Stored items
========================================================================

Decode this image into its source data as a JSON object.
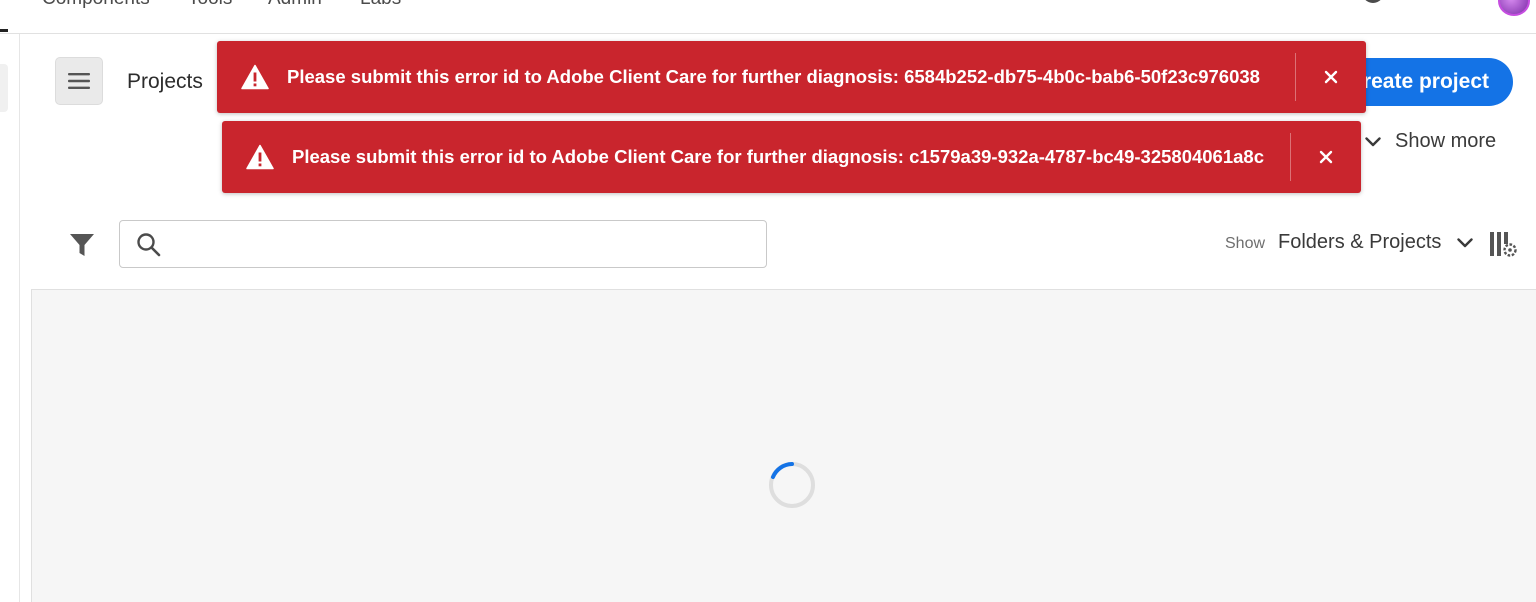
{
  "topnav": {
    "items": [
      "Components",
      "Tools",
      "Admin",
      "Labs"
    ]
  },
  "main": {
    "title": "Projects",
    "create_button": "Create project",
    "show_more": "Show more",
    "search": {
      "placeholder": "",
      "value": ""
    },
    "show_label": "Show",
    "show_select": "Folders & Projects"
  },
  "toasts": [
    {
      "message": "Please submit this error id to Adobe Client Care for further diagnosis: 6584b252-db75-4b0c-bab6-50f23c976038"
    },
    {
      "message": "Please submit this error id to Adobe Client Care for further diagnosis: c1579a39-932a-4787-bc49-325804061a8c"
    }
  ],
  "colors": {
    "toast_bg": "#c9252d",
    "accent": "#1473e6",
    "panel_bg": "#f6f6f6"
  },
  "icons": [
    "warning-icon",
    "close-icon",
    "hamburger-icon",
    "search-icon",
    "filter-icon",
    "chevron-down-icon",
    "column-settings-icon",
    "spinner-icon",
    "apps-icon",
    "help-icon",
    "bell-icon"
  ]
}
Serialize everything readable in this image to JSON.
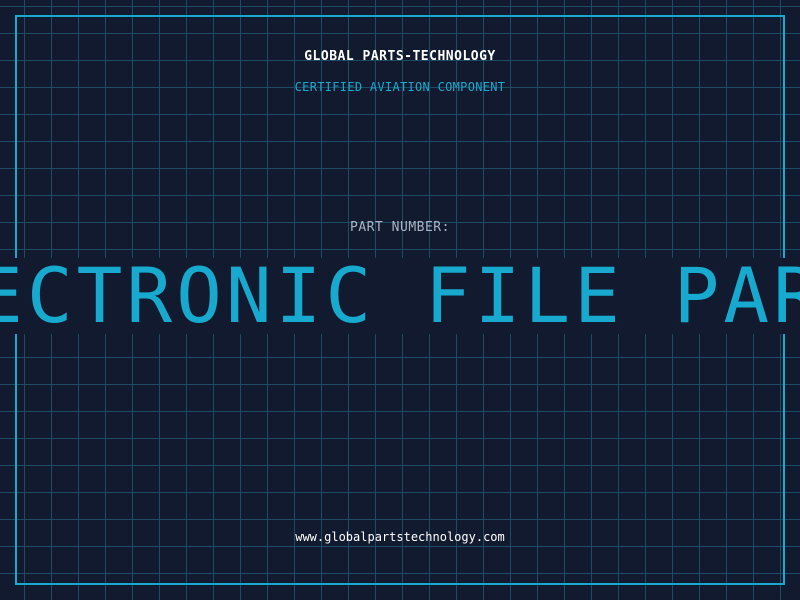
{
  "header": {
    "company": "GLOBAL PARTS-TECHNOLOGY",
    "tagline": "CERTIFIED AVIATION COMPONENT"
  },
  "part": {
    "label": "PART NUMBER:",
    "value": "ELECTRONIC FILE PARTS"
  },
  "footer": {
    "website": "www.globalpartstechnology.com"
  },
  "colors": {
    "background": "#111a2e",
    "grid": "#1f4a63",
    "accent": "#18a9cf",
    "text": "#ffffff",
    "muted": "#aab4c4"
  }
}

========================================================================

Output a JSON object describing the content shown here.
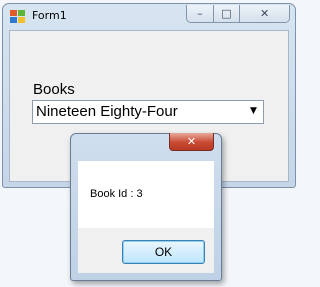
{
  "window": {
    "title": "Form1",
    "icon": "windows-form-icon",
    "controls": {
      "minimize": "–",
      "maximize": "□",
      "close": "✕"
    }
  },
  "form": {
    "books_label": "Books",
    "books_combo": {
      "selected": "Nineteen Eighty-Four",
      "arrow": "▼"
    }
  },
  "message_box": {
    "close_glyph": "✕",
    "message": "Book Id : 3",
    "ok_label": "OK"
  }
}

========================================================================

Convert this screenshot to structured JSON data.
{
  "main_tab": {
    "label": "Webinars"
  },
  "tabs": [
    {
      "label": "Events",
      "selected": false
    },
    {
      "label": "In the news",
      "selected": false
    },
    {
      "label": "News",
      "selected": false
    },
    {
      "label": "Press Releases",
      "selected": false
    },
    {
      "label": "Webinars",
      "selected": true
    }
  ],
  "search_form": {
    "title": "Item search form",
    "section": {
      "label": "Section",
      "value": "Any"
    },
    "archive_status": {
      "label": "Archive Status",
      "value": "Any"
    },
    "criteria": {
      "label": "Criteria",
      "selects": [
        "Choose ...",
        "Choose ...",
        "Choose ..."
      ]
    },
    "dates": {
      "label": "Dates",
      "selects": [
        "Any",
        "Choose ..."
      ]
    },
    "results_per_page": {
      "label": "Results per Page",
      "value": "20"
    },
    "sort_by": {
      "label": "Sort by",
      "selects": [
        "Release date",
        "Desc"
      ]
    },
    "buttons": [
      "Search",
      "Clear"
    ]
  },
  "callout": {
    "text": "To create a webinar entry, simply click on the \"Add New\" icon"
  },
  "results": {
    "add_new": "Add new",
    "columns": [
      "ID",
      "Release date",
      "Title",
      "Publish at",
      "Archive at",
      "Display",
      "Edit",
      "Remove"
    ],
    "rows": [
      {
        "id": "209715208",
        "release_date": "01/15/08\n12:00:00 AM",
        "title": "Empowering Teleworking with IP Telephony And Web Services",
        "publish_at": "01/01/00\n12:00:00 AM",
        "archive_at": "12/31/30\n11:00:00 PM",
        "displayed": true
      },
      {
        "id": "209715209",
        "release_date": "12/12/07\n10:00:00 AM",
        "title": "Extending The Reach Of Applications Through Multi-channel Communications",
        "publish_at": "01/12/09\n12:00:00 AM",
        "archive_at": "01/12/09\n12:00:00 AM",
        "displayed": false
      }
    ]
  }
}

========================================================================

Looking at the material above, count the lines that hold "object" and give the total alone.

2